## What you will do
Filter the records below and copy every line containing the word "Capítulo".

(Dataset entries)
________________________

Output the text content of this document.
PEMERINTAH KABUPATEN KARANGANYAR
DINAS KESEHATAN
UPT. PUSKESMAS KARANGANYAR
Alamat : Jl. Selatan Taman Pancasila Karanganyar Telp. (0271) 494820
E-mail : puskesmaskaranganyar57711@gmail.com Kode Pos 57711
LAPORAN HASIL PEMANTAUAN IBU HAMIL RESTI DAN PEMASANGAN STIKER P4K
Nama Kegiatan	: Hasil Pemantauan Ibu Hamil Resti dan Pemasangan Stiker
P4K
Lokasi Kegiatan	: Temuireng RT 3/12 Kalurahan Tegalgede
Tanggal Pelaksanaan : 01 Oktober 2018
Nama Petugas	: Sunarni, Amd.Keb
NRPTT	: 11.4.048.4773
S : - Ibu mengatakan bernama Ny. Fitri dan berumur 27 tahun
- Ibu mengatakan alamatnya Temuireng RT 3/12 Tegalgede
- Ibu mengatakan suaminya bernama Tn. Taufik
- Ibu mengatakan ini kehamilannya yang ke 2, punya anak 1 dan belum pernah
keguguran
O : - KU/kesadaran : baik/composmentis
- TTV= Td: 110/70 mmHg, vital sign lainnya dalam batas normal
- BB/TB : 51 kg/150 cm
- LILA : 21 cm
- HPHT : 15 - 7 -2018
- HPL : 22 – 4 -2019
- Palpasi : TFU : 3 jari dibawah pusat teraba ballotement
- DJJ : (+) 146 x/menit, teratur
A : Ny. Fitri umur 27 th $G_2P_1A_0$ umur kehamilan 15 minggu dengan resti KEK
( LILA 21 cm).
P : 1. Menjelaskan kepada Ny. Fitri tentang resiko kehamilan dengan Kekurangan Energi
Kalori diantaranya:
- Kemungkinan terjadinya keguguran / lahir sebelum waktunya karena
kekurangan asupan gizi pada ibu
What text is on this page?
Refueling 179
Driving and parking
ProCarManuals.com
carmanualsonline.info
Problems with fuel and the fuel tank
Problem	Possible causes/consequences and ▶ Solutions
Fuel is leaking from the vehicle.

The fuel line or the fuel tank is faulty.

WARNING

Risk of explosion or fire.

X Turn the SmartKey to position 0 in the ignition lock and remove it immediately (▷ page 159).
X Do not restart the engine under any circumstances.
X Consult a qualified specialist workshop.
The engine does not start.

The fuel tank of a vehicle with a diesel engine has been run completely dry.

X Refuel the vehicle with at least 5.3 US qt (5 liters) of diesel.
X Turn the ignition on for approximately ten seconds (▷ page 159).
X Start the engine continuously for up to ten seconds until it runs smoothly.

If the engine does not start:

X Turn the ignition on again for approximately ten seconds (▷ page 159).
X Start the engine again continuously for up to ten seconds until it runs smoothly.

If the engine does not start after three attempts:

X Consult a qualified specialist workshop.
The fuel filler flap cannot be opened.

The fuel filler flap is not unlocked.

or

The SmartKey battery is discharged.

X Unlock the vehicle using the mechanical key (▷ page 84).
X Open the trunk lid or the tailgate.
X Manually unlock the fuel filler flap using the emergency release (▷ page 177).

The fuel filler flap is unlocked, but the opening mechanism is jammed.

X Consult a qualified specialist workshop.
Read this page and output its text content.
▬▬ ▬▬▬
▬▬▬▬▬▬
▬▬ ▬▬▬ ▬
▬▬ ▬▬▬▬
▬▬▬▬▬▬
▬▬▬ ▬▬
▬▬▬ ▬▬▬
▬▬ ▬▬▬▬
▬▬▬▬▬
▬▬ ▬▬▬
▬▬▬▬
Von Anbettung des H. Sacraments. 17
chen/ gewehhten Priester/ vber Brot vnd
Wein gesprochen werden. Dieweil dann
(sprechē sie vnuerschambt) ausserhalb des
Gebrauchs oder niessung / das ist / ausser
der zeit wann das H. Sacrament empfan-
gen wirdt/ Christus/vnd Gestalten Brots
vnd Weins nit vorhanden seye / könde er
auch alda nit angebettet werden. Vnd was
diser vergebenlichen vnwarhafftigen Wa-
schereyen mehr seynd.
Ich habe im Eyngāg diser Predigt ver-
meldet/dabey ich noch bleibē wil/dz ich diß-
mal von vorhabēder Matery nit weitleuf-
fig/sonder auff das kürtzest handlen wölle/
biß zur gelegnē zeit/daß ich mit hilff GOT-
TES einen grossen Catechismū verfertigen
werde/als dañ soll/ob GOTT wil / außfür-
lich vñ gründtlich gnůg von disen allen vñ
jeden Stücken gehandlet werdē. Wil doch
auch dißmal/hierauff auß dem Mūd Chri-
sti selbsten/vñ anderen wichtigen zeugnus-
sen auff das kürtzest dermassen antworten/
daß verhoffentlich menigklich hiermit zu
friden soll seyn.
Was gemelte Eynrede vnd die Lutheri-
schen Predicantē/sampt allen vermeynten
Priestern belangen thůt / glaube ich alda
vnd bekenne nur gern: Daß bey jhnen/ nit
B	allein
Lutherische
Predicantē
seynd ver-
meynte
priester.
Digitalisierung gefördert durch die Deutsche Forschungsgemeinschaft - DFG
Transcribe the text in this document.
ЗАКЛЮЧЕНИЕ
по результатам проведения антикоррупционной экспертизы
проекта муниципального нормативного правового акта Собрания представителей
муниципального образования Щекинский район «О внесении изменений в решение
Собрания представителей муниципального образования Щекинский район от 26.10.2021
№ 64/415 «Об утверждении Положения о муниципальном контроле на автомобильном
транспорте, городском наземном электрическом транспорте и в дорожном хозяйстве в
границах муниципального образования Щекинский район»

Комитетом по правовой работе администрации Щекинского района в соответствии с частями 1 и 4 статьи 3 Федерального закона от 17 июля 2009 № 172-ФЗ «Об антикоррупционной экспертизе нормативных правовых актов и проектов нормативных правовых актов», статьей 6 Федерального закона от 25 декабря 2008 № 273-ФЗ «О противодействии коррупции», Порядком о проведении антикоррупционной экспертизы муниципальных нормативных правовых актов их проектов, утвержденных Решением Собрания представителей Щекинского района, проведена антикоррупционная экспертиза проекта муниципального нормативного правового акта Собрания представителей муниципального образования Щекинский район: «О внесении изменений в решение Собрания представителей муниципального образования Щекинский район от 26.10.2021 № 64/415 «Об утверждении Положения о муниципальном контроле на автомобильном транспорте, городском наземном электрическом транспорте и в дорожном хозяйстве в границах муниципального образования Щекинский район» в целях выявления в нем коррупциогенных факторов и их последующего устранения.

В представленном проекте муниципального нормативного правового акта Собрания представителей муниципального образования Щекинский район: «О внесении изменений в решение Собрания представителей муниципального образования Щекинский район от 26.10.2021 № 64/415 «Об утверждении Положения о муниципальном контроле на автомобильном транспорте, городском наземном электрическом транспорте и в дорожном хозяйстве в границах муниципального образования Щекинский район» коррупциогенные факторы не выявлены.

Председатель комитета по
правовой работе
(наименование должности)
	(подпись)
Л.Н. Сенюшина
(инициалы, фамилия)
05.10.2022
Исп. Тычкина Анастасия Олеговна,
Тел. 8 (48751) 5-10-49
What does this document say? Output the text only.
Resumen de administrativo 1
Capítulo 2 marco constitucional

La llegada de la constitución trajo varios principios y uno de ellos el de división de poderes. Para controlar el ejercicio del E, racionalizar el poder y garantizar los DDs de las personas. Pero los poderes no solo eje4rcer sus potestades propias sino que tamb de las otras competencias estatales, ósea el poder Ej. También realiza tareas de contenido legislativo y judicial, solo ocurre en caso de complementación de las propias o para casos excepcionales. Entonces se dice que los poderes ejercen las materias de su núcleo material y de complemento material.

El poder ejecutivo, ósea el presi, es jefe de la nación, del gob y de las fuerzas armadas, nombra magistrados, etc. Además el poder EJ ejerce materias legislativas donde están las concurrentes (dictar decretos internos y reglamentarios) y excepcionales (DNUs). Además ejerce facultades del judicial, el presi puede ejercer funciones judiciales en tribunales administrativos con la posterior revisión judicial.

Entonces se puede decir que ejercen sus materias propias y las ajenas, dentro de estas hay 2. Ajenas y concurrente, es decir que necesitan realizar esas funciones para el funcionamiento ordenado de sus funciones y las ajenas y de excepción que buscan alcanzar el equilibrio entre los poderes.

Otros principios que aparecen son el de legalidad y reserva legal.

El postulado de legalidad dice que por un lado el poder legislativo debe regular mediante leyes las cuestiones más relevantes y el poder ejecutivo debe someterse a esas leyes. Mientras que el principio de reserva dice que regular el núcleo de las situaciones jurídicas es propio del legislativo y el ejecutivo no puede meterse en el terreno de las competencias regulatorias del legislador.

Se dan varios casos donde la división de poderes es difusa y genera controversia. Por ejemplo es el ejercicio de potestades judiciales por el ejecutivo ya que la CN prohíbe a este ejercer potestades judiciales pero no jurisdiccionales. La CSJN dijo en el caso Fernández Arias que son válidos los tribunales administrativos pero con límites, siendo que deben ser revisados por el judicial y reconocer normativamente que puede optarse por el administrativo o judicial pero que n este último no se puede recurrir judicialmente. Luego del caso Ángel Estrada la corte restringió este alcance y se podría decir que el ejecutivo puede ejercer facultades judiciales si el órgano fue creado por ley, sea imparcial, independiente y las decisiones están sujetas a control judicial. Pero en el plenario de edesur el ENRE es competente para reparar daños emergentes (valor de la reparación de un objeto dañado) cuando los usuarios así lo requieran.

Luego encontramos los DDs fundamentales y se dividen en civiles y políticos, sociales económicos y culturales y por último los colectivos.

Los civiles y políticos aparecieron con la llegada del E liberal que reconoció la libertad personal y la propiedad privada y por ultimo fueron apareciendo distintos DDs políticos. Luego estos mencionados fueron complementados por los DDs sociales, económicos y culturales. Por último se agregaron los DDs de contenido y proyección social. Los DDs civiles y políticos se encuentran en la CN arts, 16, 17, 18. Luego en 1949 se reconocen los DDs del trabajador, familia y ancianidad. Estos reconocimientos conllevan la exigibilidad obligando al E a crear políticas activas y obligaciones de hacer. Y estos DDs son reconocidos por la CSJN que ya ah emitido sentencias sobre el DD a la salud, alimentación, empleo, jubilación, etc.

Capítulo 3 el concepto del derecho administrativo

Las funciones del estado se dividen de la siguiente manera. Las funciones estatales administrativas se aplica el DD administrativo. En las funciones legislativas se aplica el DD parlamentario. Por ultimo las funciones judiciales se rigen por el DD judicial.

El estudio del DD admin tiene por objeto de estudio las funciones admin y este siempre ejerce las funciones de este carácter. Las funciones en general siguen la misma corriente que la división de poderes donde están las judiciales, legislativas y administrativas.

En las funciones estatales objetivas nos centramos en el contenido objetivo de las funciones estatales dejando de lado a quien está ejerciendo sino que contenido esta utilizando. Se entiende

________________________

## Reply to the task
Capítulo 2 marco constitucional
Capítulo 3 el concepto del derecho administrativo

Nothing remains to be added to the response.